• [Problem details]: Every line of the records must be repeated exactly; pictures stay out.

Data tied to figure images:
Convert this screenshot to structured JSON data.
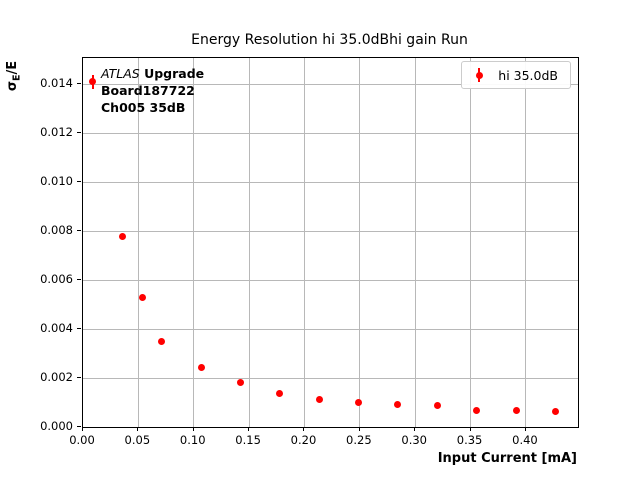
{
  "colors": {
    "series": "#ff0000",
    "grid": "#b8b8b8",
    "legend_border": "#cccccc"
  },
  "annotation": {
    "line1_italic": "ATLAS",
    "line1_bold": " Upgrade",
    "line2": "Board187722",
    "line3": "Ch005 35dB"
  },
  "legend": {
    "label": "hi 35.0dB"
  },
  "chart_data": {
    "type": "scatter",
    "title": "Energy Resolution hi 35.0dBhi gain Run",
    "xlabel": "Input Current [mA]",
    "ylabel_sigma": "σ",
    "ylabel_sub": "E",
    "ylabel_rest": "/E",
    "xlim": [
      0,
      0.447
    ],
    "ylim": [
      0,
      0.01508
    ],
    "grid": true,
    "legend_position": "upper right",
    "x_ticks": [
      {
        "v": 0.0,
        "label": "0.00"
      },
      {
        "v": 0.05,
        "label": "0.05"
      },
      {
        "v": 0.1,
        "label": "0.10"
      },
      {
        "v": 0.15,
        "label": "0.15"
      },
      {
        "v": 0.2,
        "label": "0.20"
      },
      {
        "v": 0.25,
        "label": "0.25"
      },
      {
        "v": 0.3,
        "label": "0.30"
      },
      {
        "v": 0.35,
        "label": "0.35"
      },
      {
        "v": 0.4,
        "label": "0.40"
      }
    ],
    "y_ticks": [
      {
        "v": 0.0,
        "label": "0.000"
      },
      {
        "v": 0.002,
        "label": "0.002"
      },
      {
        "v": 0.004,
        "label": "0.004"
      },
      {
        "v": 0.006,
        "label": "0.006"
      },
      {
        "v": 0.008,
        "label": "0.008"
      },
      {
        "v": 0.01,
        "label": "0.010"
      },
      {
        "v": 0.012,
        "label": "0.012"
      },
      {
        "v": 0.014,
        "label": "0.014"
      }
    ],
    "series": [
      {
        "name": "hi 35.0dB",
        "marker": "circle",
        "color": "#ff0000",
        "points": [
          {
            "x": 0.0089,
            "y": 0.0141,
            "yerr": 0.0003
          },
          {
            "x": 0.0356,
            "y": 0.0078,
            "yerr": 0
          },
          {
            "x": 0.0533,
            "y": 0.0053,
            "yerr": 0
          },
          {
            "x": 0.0711,
            "y": 0.0035,
            "yerr": 0
          },
          {
            "x": 0.1067,
            "y": 0.00245,
            "yerr": 0
          },
          {
            "x": 0.1422,
            "y": 0.0018,
            "yerr": 0
          },
          {
            "x": 0.1778,
            "y": 0.00136,
            "yerr": 0
          },
          {
            "x": 0.2133,
            "y": 0.00113,
            "yerr": 0
          },
          {
            "x": 0.2489,
            "y": 0.00099,
            "yerr": 0
          },
          {
            "x": 0.2844,
            "y": 0.00092,
            "yerr": 0
          },
          {
            "x": 0.32,
            "y": 0.00086,
            "yerr": 0
          },
          {
            "x": 0.3556,
            "y": 0.00068,
            "yerr": 0
          },
          {
            "x": 0.3911,
            "y": 0.00068,
            "yerr": 0
          },
          {
            "x": 0.4267,
            "y": 0.00064,
            "yerr": 0
          }
        ]
      }
    ]
  }
}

• [Full output]:
Convert this screenshot to structured JSON data.
{
  "colors": {
    "series": "#ff0000",
    "grid": "#b8b8b8",
    "legend_border": "#cccccc"
  },
  "annotation": {
    "line1_italic": "ATLAS",
    "line1_bold": " Upgrade",
    "line2": "Board187722",
    "line3": "Ch005 35dB"
  },
  "legend": {
    "label": "hi 35.0dB"
  },
  "chart_data": {
    "type": "scatter",
    "title": "Energy Resolution hi 35.0dBhi gain Run",
    "xlabel": "Input Current [mA]",
    "ylabel_sigma": "σ",
    "ylabel_sub": "E",
    "ylabel_rest": "/E",
    "xlim": [
      0,
      0.447
    ],
    "ylim": [
      0,
      0.01508
    ],
    "grid": true,
    "legend_position": "upper right",
    "x_ticks": [
      {
        "v": 0.0,
        "label": "0.00"
      },
      {
        "v": 0.05,
        "label": "0.05"
      },
      {
        "v": 0.1,
        "label": "0.10"
      },
      {
        "v": 0.15,
        "label": "0.15"
      },
      {
        "v": 0.2,
        "label": "0.20"
      },
      {
        "v": 0.25,
        "label": "0.25"
      },
      {
        "v": 0.3,
        "label": "0.30"
      },
      {
        "v": 0.35,
        "label": "0.35"
      },
      {
        "v": 0.4,
        "label": "0.40"
      }
    ],
    "y_ticks": [
      {
        "v": 0.0,
        "label": "0.000"
      },
      {
        "v": 0.002,
        "label": "0.002"
      },
      {
        "v": 0.004,
        "label": "0.004"
      },
      {
        "v": 0.006,
        "label": "0.006"
      },
      {
        "v": 0.008,
        "label": "0.008"
      },
      {
        "v": 0.01,
        "label": "0.010"
      },
      {
        "v": 0.012,
        "label": "0.012"
      },
      {
        "v": 0.014,
        "label": "0.014"
      }
    ],
    "series": [
      {
        "name": "hi 35.0dB",
        "marker": "circle",
        "color": "#ff0000",
        "points": [
          {
            "x": 0.0089,
            "y": 0.0141,
            "yerr": 0.0003
          },
          {
            "x": 0.0356,
            "y": 0.0078,
            "yerr": 0
          },
          {
            "x": 0.0533,
            "y": 0.0053,
            "yerr": 0
          },
          {
            "x": 0.0711,
            "y": 0.0035,
            "yerr": 0
          },
          {
            "x": 0.1067,
            "y": 0.00245,
            "yerr": 0
          },
          {
            "x": 0.1422,
            "y": 0.0018,
            "yerr": 0
          },
          {
            "x": 0.1778,
            "y": 0.00136,
            "yerr": 0
          },
          {
            "x": 0.2133,
            "y": 0.00113,
            "yerr": 0
          },
          {
            "x": 0.2489,
            "y": 0.00099,
            "yerr": 0
          },
          {
            "x": 0.2844,
            "y": 0.00092,
            "yerr": 0
          },
          {
            "x": 0.32,
            "y": 0.00086,
            "yerr": 0
          },
          {
            "x": 0.3556,
            "y": 0.00068,
            "yerr": 0
          },
          {
            "x": 0.3911,
            "y": 0.00068,
            "yerr": 0
          },
          {
            "x": 0.4267,
            "y": 0.00064,
            "yerr": 0
          }
        ]
      }
    ]
  }
}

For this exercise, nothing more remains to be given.